▶ **Task**: Return the records word for word. Any pictures in them are not part of the copy.

▶ **Supplied data**:
* START *

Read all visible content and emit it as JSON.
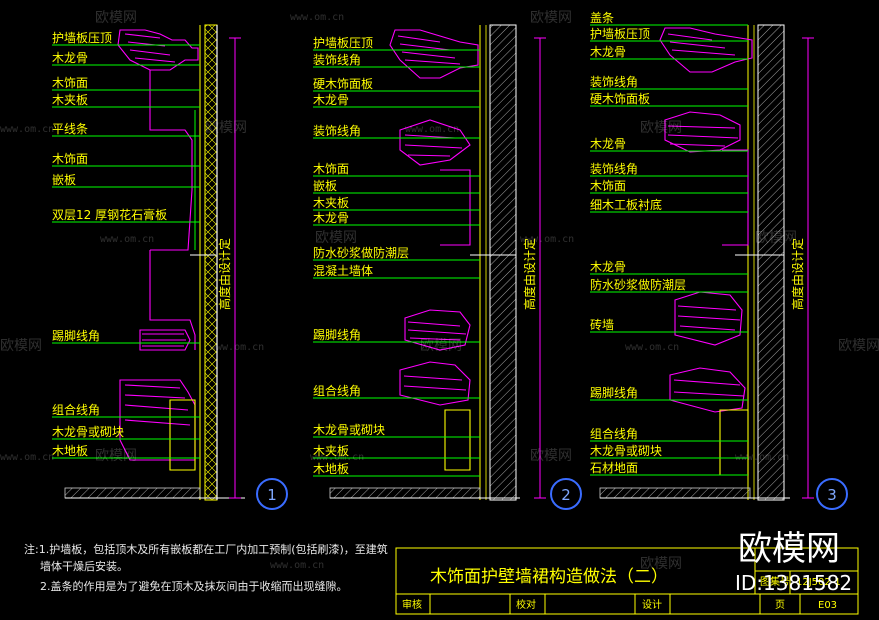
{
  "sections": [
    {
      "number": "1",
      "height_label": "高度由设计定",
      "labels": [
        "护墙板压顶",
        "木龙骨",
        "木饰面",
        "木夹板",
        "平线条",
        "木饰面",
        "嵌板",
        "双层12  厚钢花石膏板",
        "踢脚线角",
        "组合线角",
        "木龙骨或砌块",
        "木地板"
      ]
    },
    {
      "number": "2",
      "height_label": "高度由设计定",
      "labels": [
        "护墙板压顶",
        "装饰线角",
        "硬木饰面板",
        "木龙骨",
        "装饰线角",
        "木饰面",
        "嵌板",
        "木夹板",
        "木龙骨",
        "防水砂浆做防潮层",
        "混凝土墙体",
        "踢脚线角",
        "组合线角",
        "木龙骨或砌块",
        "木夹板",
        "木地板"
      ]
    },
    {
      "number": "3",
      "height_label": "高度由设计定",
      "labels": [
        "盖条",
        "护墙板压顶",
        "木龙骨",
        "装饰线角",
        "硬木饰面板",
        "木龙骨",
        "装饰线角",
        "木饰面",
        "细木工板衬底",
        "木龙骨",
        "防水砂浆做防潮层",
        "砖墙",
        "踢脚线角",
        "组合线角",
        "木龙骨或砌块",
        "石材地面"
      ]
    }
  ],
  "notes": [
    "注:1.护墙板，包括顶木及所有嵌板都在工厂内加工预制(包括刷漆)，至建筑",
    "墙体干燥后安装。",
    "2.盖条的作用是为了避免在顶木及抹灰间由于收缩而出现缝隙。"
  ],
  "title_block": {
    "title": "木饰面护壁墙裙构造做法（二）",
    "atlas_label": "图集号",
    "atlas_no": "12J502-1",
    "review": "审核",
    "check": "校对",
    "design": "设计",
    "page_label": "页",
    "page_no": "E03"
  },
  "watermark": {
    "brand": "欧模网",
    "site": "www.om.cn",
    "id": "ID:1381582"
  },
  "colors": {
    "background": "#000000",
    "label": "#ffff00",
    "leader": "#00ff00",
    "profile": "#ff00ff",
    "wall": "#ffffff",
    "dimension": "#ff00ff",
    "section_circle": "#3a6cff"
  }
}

* END *

▶ **Result below**:
Read all visible content and emit it as JSON.
{
  "sections": [
    {
      "number": "1",
      "height_label": "高度由设计定",
      "labels": [
        "护墙板压顶",
        "木龙骨",
        "木饰面",
        "木夹板",
        "平线条",
        "木饰面",
        "嵌板",
        "双层12  厚钢花石膏板",
        "踢脚线角",
        "组合线角",
        "木龙骨或砌块",
        "木地板"
      ]
    },
    {
      "number": "2",
      "height_label": "高度由设计定",
      "labels": [
        "护墙板压顶",
        "装饰线角",
        "硬木饰面板",
        "木龙骨",
        "装饰线角",
        "木饰面",
        "嵌板",
        "木夹板",
        "木龙骨",
        "防水砂浆做防潮层",
        "混凝土墙体",
        "踢脚线角",
        "组合线角",
        "木龙骨或砌块",
        "木夹板",
        "木地板"
      ]
    },
    {
      "number": "3",
      "height_label": "高度由设计定",
      "labels": [
        "盖条",
        "护墙板压顶",
        "木龙骨",
        "装饰线角",
        "硬木饰面板",
        "木龙骨",
        "装饰线角",
        "木饰面",
        "细木工板衬底",
        "木龙骨",
        "防水砂浆做防潮层",
        "砖墙",
        "踢脚线角",
        "组合线角",
        "木龙骨或砌块",
        "石材地面"
      ]
    }
  ],
  "notes": [
    "注:1.护墙板，包括顶木及所有嵌板都在工厂内加工预制(包括刷漆)，至建筑",
    "墙体干燥后安装。",
    "2.盖条的作用是为了避免在顶木及抹灰间由于收缩而出现缝隙。"
  ],
  "title_block": {
    "title": "木饰面护壁墙裙构造做法（二）",
    "atlas_label": "图集号",
    "atlas_no": "12J502-1",
    "review": "审核",
    "check": "校对",
    "design": "设计",
    "page_label": "页",
    "page_no": "E03"
  },
  "watermark": {
    "brand": "欧模网",
    "site": "www.om.cn",
    "id": "ID:1381582"
  },
  "colors": {
    "background": "#000000",
    "label": "#ffff00",
    "leader": "#00ff00",
    "profile": "#ff00ff",
    "wall": "#ffffff",
    "dimension": "#ff00ff",
    "section_circle": "#3a6cff"
  }
}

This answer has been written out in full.